Return all lines in the material below that contain "plain".

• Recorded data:
........
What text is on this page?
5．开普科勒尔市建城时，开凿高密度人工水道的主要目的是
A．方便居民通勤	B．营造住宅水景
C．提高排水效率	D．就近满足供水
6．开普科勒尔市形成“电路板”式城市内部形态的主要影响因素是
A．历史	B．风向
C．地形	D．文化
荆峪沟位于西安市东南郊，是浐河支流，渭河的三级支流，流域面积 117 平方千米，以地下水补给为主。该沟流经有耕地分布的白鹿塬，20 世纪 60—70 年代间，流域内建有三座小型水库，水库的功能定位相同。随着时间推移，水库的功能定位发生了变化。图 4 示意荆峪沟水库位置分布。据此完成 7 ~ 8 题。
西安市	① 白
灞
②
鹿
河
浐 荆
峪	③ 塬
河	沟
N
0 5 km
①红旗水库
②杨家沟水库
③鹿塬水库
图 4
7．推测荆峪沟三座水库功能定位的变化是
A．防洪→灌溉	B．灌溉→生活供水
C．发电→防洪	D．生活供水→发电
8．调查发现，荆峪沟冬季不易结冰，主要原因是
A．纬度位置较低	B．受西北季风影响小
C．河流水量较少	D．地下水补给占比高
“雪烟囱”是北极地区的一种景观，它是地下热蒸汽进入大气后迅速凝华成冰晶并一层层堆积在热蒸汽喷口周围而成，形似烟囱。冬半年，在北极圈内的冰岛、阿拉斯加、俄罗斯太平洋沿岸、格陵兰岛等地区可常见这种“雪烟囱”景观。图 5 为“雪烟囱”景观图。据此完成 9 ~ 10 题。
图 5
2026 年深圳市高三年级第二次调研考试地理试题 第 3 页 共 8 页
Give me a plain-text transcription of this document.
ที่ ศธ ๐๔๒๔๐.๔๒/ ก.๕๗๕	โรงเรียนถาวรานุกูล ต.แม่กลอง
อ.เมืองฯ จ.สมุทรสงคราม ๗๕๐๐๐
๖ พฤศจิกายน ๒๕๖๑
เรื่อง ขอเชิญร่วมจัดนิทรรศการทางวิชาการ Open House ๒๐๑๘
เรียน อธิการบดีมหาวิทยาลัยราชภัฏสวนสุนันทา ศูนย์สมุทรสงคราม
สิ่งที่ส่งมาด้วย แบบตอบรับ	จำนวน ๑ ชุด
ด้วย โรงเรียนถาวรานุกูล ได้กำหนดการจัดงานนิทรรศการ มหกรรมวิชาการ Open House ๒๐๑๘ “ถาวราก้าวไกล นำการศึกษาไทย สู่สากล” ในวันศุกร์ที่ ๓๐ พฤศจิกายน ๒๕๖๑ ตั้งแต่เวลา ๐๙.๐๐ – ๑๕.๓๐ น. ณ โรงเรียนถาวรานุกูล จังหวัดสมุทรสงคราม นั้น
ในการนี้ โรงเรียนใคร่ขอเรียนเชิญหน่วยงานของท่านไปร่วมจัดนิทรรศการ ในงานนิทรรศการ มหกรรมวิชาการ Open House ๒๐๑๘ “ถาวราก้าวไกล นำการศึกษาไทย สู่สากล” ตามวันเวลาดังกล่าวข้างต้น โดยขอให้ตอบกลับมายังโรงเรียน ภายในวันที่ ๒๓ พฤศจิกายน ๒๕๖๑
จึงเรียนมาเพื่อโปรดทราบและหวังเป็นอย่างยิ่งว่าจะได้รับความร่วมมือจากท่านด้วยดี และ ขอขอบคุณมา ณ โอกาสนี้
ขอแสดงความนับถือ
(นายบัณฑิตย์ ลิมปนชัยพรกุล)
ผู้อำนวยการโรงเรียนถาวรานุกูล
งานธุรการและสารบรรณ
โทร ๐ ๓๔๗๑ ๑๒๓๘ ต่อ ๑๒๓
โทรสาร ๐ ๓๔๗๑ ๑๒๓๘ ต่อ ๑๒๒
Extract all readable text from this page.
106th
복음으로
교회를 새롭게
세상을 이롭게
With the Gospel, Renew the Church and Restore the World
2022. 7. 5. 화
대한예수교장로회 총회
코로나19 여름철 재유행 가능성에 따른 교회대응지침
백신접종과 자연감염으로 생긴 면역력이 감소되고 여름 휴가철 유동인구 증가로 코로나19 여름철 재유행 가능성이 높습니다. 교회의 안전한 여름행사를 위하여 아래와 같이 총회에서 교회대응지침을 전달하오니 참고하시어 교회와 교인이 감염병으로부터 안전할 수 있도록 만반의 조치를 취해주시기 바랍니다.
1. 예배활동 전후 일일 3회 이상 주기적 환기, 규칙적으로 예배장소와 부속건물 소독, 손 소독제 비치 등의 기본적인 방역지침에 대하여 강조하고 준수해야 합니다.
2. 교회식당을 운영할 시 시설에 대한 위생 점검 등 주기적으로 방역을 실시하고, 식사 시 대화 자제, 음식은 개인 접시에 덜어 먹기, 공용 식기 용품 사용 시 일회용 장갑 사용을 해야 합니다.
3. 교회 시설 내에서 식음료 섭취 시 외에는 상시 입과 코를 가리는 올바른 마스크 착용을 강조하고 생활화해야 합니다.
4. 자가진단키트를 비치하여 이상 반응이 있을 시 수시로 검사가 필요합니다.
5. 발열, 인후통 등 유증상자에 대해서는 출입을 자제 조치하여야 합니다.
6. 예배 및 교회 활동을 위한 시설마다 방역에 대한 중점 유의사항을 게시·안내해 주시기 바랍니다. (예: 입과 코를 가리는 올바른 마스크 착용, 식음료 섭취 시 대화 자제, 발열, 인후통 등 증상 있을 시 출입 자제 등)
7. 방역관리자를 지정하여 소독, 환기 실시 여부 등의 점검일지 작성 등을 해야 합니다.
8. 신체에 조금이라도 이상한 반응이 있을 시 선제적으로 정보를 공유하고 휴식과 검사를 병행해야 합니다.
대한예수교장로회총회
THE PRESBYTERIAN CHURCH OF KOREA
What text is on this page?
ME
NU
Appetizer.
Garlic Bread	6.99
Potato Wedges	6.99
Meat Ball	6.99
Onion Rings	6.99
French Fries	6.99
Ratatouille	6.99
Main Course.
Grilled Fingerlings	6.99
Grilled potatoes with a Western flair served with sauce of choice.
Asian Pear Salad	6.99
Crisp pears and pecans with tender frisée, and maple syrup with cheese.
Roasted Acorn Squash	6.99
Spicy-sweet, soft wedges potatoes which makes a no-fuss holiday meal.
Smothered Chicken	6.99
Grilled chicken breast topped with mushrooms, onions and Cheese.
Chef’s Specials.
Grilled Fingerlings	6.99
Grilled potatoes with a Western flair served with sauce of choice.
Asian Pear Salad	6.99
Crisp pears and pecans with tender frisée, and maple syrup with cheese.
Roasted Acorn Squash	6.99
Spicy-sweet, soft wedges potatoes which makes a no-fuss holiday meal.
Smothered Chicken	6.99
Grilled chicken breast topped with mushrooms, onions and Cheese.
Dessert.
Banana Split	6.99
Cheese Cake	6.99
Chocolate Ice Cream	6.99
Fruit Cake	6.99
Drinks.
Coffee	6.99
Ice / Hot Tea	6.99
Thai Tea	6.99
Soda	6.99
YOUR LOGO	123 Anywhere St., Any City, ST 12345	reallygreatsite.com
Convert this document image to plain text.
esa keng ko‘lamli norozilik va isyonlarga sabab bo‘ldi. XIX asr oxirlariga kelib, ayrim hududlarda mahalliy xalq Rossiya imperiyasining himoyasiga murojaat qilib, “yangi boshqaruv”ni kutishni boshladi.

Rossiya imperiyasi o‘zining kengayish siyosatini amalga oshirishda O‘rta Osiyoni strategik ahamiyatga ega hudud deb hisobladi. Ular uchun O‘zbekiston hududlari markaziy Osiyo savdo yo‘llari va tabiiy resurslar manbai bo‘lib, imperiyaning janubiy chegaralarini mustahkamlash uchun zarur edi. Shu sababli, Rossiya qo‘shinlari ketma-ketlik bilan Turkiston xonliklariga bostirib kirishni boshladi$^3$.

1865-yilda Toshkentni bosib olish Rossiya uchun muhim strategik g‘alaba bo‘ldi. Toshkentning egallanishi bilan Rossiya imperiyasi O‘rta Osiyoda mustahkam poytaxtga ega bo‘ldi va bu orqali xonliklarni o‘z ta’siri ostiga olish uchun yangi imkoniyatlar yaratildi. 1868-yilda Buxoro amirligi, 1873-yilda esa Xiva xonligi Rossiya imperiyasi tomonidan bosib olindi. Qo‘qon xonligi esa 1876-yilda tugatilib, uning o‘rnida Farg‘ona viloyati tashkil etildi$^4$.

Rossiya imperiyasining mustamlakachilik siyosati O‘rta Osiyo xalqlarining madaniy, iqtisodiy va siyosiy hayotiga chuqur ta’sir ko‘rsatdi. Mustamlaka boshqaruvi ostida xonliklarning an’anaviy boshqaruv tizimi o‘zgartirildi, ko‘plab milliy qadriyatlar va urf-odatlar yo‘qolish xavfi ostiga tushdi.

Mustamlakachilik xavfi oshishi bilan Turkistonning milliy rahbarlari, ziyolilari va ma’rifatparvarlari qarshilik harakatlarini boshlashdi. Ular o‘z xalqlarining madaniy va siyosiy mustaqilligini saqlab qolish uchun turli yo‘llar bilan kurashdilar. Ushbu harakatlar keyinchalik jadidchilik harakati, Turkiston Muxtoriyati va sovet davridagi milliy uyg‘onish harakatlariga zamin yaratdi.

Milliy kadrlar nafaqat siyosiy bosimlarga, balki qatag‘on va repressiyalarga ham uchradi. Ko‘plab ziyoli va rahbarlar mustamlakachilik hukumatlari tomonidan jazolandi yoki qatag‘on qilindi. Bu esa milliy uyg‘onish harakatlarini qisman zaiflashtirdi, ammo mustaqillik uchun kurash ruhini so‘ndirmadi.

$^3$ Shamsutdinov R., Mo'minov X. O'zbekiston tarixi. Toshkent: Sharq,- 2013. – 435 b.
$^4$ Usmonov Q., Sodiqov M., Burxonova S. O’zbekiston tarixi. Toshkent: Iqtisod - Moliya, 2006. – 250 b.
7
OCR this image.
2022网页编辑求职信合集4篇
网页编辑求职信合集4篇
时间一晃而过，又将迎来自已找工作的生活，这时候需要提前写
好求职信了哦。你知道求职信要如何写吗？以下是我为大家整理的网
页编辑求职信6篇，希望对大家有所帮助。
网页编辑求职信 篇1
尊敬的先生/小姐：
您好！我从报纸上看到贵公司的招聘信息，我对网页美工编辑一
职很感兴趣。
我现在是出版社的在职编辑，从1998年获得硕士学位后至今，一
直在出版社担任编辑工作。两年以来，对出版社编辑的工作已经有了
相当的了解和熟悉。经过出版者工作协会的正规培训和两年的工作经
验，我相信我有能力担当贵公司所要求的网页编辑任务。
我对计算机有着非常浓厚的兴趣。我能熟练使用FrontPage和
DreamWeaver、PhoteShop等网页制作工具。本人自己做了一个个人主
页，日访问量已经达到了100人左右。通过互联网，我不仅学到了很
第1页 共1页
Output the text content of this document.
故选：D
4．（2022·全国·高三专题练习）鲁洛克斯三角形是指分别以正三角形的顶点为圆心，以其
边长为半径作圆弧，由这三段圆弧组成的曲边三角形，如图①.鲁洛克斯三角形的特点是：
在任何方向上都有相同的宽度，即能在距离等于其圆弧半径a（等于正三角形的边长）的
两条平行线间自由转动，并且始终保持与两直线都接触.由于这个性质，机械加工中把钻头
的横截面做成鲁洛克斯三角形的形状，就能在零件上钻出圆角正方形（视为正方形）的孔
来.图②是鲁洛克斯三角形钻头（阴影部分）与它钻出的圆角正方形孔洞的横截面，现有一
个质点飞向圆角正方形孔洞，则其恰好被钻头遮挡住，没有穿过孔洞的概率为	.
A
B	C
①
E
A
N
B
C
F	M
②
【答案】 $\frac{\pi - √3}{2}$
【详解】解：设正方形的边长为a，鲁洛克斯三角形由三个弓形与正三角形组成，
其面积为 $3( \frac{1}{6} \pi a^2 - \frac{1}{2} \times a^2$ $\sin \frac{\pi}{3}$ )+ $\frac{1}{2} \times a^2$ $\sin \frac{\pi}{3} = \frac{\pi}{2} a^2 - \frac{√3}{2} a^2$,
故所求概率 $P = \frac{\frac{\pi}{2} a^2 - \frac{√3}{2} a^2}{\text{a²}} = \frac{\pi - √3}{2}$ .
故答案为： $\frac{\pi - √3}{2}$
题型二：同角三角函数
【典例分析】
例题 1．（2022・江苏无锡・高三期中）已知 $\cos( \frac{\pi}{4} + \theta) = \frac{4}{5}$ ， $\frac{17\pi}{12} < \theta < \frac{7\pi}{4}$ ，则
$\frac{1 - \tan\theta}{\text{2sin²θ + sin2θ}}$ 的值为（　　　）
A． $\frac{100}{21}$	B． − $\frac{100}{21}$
........
• Expected output:
Give me a plain-text transcription of this document.
Convert this document image to plain text.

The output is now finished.